• **WORK TO DO**:
Quote the records that follow in full, leaving the pictures out.

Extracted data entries
** BEGIN **
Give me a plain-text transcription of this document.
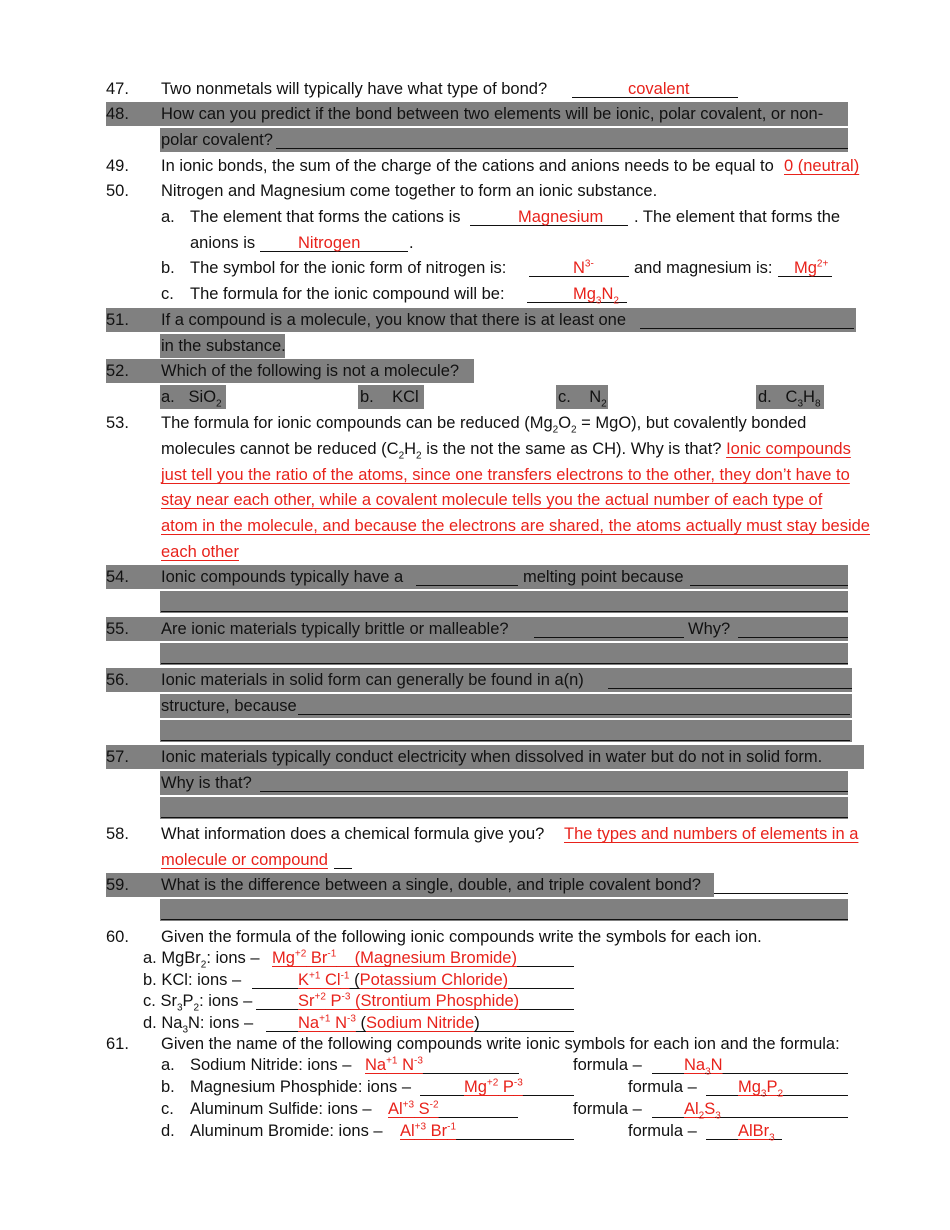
47. Two nonmetals will typically have what type of bond?	covalent
48. How can you predict if the bond between two elements will be ionic, polar covalent, or non-
polar covalent?
49. In ionic bonds, the sum of the charge of the cations and anions needs to be equal to 0 (neutral)
50. Nitrogen and Magnesium come together to form an ionic substance.
a. The element that forms the cations is	Magnesium . The element that forms the
anions is	Nitrogen	.
b. The symbol for the ionic form of nitrogen is:	$N^{3-}$ and magnesium is: $Mg^{2+}$
c. The formula for the ionic compound will be:	$Mg_3N_2$
51. If a compound is a molecule, you know that there is at least one
in the substance.
52. Which of the following is not a molecule?
a. SiO$_2$	b. KCl	c. $N_2$	d. $C_3H_8$
53. The formula for ionic compounds can be reduced $(Mg_2O_2 = MgO)$, but covalently bonded
molecules cannot be reduced ($C_2H_2$ is the not the same as CH). Why is that? Ionic compounds
just tell you the ratio of the atoms, since one transfers electrons to the other, they don’t have to
stay near each other, while a covalent molecule tells you the actual number of each type of
atom in the molecule, and because the electrons are shared, the atoms actually must stay beside
each other
54. Ionic compounds typically have a	melting point because
55. Are ionic materials typically brittle or malleable?	Why?
56. Ionic materials in solid form can generally be found in a(n)
structure, because
57. Ionic materials typically conduct electricity when dissolved in water but do not in solid form.
Why is that?
58. What information does a chemical formula give you? The types and numbers of elements in a
molecule or compound
59. What is the difference between a single, double, and triple covalent bond?
60. Given the formula of the following ionic compounds write the symbols for each ion.
a. MgBr$_2$: ions – $Mg^{+2}$ $Br^{-1}$ (Magnesium Bromide)
b. KCl: ions –	$K^{+1}$ $Cl^{-1}$ (Potassium Chloride)
c. $Sr_3P_2$: ions –	$Sr^{+2}$ $P^{-3}$ (Strontium Phosphide)
d. $Na_3N$: ions –	$Na^{+1}$ $N^{-3}$ (Sodium Nitride)
61. Given the name of the following compounds write ionic symbols for each ion and the formula:
a. Sodium Nitride: ions – $Na^{+1}$ $N^{-3}$	formula –	$Na_3N$
b. Magnesium Phosphide: ions –	$Mg^{+2}$ $P^{-3}$	formula – $Mg_3P_2$
c. Aluminum Sulfide: ions – $Al^{+3}$ $S^{-2}$	formula –	$Al_2S_3$
d. Aluminum Bromide: ions – $Al^{+3}$ $Br^{-1}$	formula – AlBr$_3$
** END **
• **THE SOLUTION**:
Give me a plain-text transcription of this document.
47. Two nonmetals will typically have what type of bond?	covalent
48. How can you predict if the bond between two elements will be ionic, polar covalent, or non-
polar covalent?
49. In ionic bonds, the sum of the charge of the cations and anions needs to be equal to 0 (neutral)
50. Nitrogen and Magnesium come together to form an ionic substance.
a. The element that forms the cations is	Magnesium . The element that forms the
anions is	Nitrogen	.
b. The symbol for the ionic form of nitrogen is:	$N^{3-}$ and magnesium is: $Mg^{2+}$
c. The formula for the ionic compound will be:	$Mg_3N_2$
51. If a compound is a molecule, you know that there is at least one
in the substance.
52. Which of the following is not a molecule?
a. SiO$_2$	b. KCl	c. $N_2$	d. $C_3H_8$
53. The formula for ionic compounds can be reduced $(Mg_2O_2 = MgO)$, but covalently bonded
molecules cannot be reduced ($C_2H_2$ is the not the same as CH). Why is that? Ionic compounds
just tell you the ratio of the atoms, since one transfers electrons to the other, they don’t have to
stay near each other, while a covalent molecule tells you the actual number of each type of
atom in the molecule, and because the electrons are shared, the atoms actually must stay beside
each other
54. Ionic compounds typically have a	melting point because
55. Are ionic materials typically brittle or malleable?	Why?
56. Ionic materials in solid form can generally be found in a(n)
structure, because
57. Ionic materials typically conduct electricity when dissolved in water but do not in solid form.
Why is that?
58. What information does a chemical formula give you? The types and numbers of elements in a
molecule or compound
59. What is the difference between a single, double, and triple covalent bond?
60. Given the formula of the following ionic compounds write the symbols for each ion.
a. MgBr$_2$: ions – $Mg^{+2}$ $Br^{-1}$ (Magnesium Bromide)
b. KCl: ions –	$K^{+1}$ $Cl^{-1}$ (Potassium Chloride)
c. $Sr_3P_2$: ions –	$Sr^{+2}$ $P^{-3}$ (Strontium Phosphide)
d. $Na_3N$: ions –	$Na^{+1}$ $N^{-3}$ (Sodium Nitride)
61. Given the name of the following compounds write ionic symbols for each ion and the formula:
a. Sodium Nitride: ions – $Na^{+1}$ $N^{-3}$	formula –	$Na_3N$
b. Magnesium Phosphide: ions –	$Mg^{+2}$ $P^{-3}$	formula – $Mg_3P_2$
c. Aluminum Sulfide: ions – $Al^{+3}$ $S^{-2}$	formula –	$Al_2S_3$
d. Aluminum Bromide: ions – $Al^{+3}$ $Br^{-1}$	formula – AlBr$_3$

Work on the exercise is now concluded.